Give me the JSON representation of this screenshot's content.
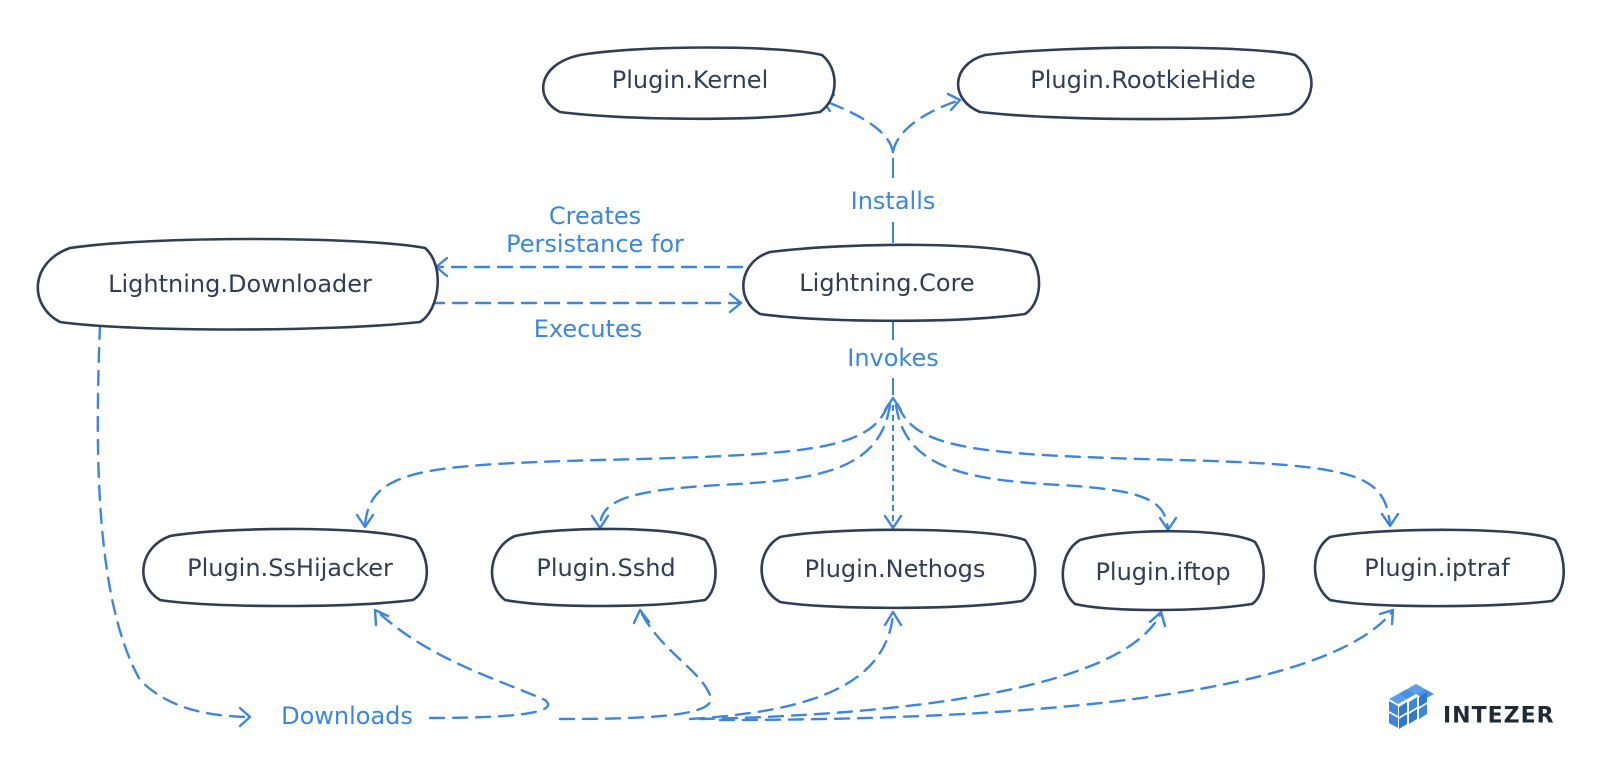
{
  "diagram": {
    "nodes": [
      {
        "id": "plugin_kernel",
        "label": "Plugin.Kernel"
      },
      {
        "id": "plugin_rootkiehide",
        "label": "Plugin.RootkieHide"
      },
      {
        "id": "lightning_downloader",
        "label": "Lightning.Downloader"
      },
      {
        "id": "lightning_core",
        "label": "Lightning.Core"
      },
      {
        "id": "plugin_sshijacker",
        "label": "Plugin.SsHijacker"
      },
      {
        "id": "plugin_sshd",
        "label": "Plugin.Sshd"
      },
      {
        "id": "plugin_nethogs",
        "label": "Plugin.Nethogs"
      },
      {
        "id": "plugin_iftop",
        "label": "Plugin.iftop"
      },
      {
        "id": "plugin_iptraf",
        "label": "Plugin.iptraf"
      }
    ],
    "edge_labels": {
      "installs": "Installs",
      "creates_line1": "Creates",
      "creates_line2": "Persistance for",
      "executes": "Executes",
      "invokes": "Invokes",
      "downloads": "Downloads"
    },
    "edges": [
      {
        "from": "lightning_core",
        "to": "plugin_kernel",
        "label": "Installs"
      },
      {
        "from": "lightning_core",
        "to": "plugin_rootkiehide",
        "label": "Installs"
      },
      {
        "from": "lightning_core",
        "to": "lightning_downloader",
        "label": "Creates Persistance for"
      },
      {
        "from": "lightning_downloader",
        "to": "lightning_core",
        "label": "Executes"
      },
      {
        "from": "lightning_core",
        "to": "plugin_sshijacker",
        "label": "Invokes"
      },
      {
        "from": "lightning_core",
        "to": "plugin_sshd",
        "label": "Invokes"
      },
      {
        "from": "lightning_core",
        "to": "plugin_nethogs",
        "label": "Invokes"
      },
      {
        "from": "lightning_core",
        "to": "plugin_iftop",
        "label": "Invokes"
      },
      {
        "from": "lightning_core",
        "to": "plugin_iptraf",
        "label": "Invokes"
      },
      {
        "from": "lightning_downloader",
        "to": "plugin_sshijacker",
        "label": "Downloads"
      },
      {
        "from": "lightning_downloader",
        "to": "plugin_sshd",
        "label": "Downloads"
      },
      {
        "from": "lightning_downloader",
        "to": "plugin_nethogs",
        "label": "Downloads"
      },
      {
        "from": "lightning_downloader",
        "to": "plugin_iftop",
        "label": "Downloads"
      },
      {
        "from": "lightning_downloader",
        "to": "plugin_iptraf",
        "label": "Downloads"
      }
    ],
    "colors": {
      "node_stroke": "#2f3e55",
      "edge": "#3d86dc",
      "logo_blue": "#3d86dc"
    }
  },
  "logo": {
    "icon": "cube-icon",
    "text": "INTEZER"
  }
}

**To be done:** All of the records above must be copied exactly, except for the pictures.

**Output for this task:**
Give me the JSON representation of this screenshot's content.
{
  "diagram": {
    "nodes": [
      {
        "id": "plugin_kernel",
        "label": "Plugin.Kernel"
      },
      {
        "id": "plugin_rootkiehide",
        "label": "Plugin.RootkieHide"
      },
      {
        "id": "lightning_downloader",
        "label": "Lightning.Downloader"
      },
      {
        "id": "lightning_core",
        "label": "Lightning.Core"
      },
      {
        "id": "plugin_sshijacker",
        "label": "Plugin.SsHijacker"
      },
      {
        "id": "plugin_sshd",
        "label": "Plugin.Sshd"
      },
      {
        "id": "plugin_nethogs",
        "label": "Plugin.Nethogs"
      },
      {
        "id": "plugin_iftop",
        "label": "Plugin.iftop"
      },
      {
        "id": "plugin_iptraf",
        "label": "Plugin.iptraf"
      }
    ],
    "edge_labels": {
      "installs": "Installs",
      "creates_line1": "Creates",
      "creates_line2": "Persistance for",
      "executes": "Executes",
      "invokes": "Invokes",
      "downloads": "Downloads"
    },
    "edges": [
      {
        "from": "lightning_core",
        "to": "plugin_kernel",
        "label": "Installs"
      },
      {
        "from": "lightning_core",
        "to": "plugin_rootkiehide",
        "label": "Installs"
      },
      {
        "from": "lightning_core",
        "to": "lightning_downloader",
        "label": "Creates Persistance for"
      },
      {
        "from": "lightning_downloader",
        "to": "lightning_core",
        "label": "Executes"
      },
      {
        "from": "lightning_core",
        "to": "plugin_sshijacker",
        "label": "Invokes"
      },
      {
        "from": "lightning_core",
        "to": "plugin_sshd",
        "label": "Invokes"
      },
      {
        "from": "lightning_core",
        "to": "plugin_nethogs",
        "label": "Invokes"
      },
      {
        "from": "lightning_core",
        "to": "plugin_iftop",
        "label": "Invokes"
      },
      {
        "from": "lightning_core",
        "to": "plugin_iptraf",
        "label": "Invokes"
      },
      {
        "from": "lightning_downloader",
        "to": "plugin_sshijacker",
        "label": "Downloads"
      },
      {
        "from": "lightning_downloader",
        "to": "plugin_sshd",
        "label": "Downloads"
      },
      {
        "from": "lightning_downloader",
        "to": "plugin_nethogs",
        "label": "Downloads"
      },
      {
        "from": "lightning_downloader",
        "to": "plugin_iftop",
        "label": "Downloads"
      },
      {
        "from": "lightning_downloader",
        "to": "plugin_iptraf",
        "label": "Downloads"
      }
    ],
    "colors": {
      "node_stroke": "#2f3e55",
      "edge": "#3d86dc",
      "logo_blue": "#3d86dc"
    }
  },
  "logo": {
    "icon": "cube-icon",
    "text": "INTEZER"
  }
}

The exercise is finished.